=== Anforderung ===
Gib aus dem Text über die Laufbahn als Balletttänzer die Stelle zwischen „David: Ich wurde“ und „sogar Traktor fahren.“ wortgetreu wieder, beide Enden eingeschlossen.

Wir fanden eine bessere Laufbahn

Wir fanden eine bessere Laufbahn

MIT dem Tanzen haben Gwen und ich begonnen, als wir gerade einmal fünf Jahre alt waren. Damals kannten wir uns allerdings noch nicht. Im Laufe der Zeit entschloss sich jeder von uns, eine Laufbahn als Balletttänzer einzuschlagen. Fast am Höhepunkt unserer Karriere gaben wir jedoch alles auf. Warum haben wir uns so entschieden?

David: Ich wurde 1945 in der Grafschaft Shropshire (England) geboren. Mein Vater hatte einen Bauernhof in einer ruhigen Gegend auf dem Land. Ich liebte es, nach der Schule die Hühner zu füttern und die Eier einzusammeln. Auch kümmerte ich mich um die Rinder und Schafe. In den Ferien half ich bei der Ernte mit und durfte manchmal sogar Traktor fahren.

Es gab da aber auch noch etwas anderes, was mir mit der Zeit immer wichtiger wurde. Meinem Vater fiel früh auf, dass ich immer tanzen wollte, sobald Musik ertönte. Als ich fünf Jahre war, machte er meiner Mutter daher den Vorschlag, mich an einer Tanzschule anzumelden, um Stepptanz zu lernen. Mein Tanzlehrer fand, ich könnte sogar Balletttänzer werden. Deshalb gab er mir auch dafür Unterricht. Mit 15 erhielt ich ein Stipendium für die angesehene Royal Ballet School in London. Dort traf ich Gwen und wir wurden Tanzpartner.

=== Datenteil ===
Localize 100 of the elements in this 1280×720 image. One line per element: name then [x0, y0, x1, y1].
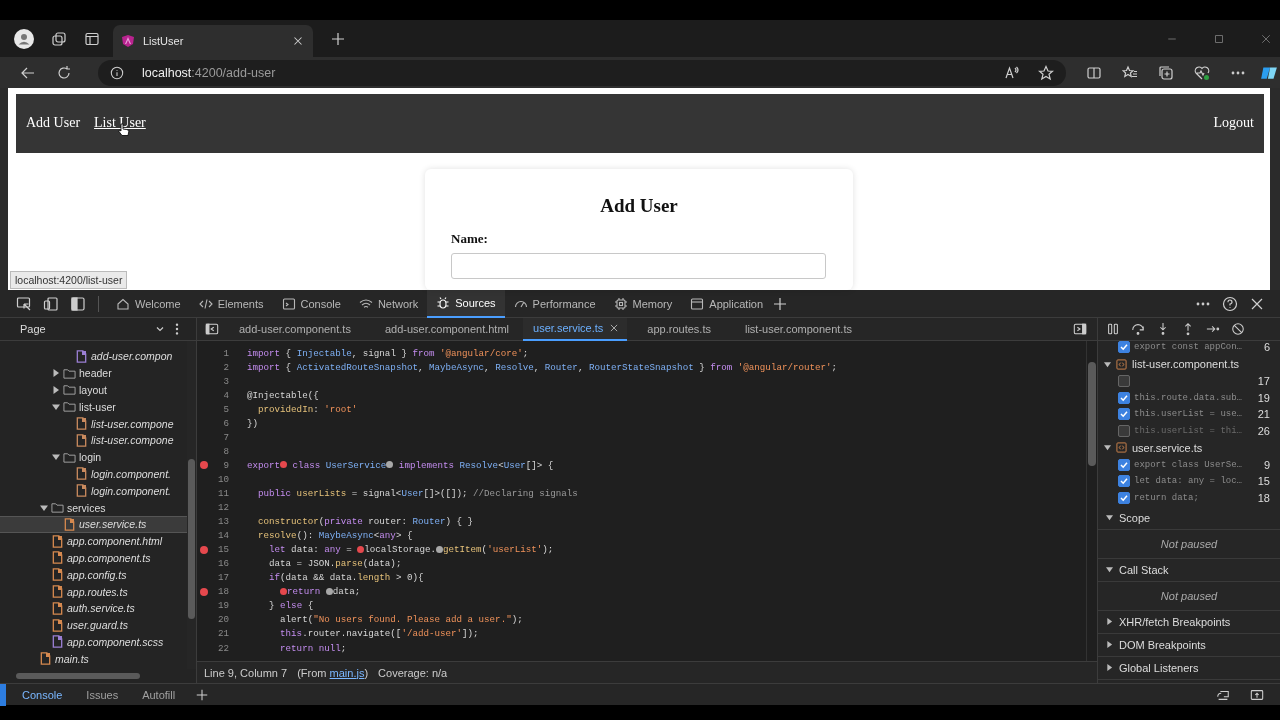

=== Musterlösung ===
David: Ich wurde 1945 in der Grafschaft Shropshire (England) geboren. Mein Vater hatte einen Bauernhof in einer ruhigen Gegend auf dem Land. Ich liebte es, nach der Schule die Hühner zu füttern und die Eier einzusammeln. Auch kümmerte ich mich um die Rinder und Schafe. In den Ferien half ich bei der Ernte mit und durfte manchmal sogar Traktor fahren.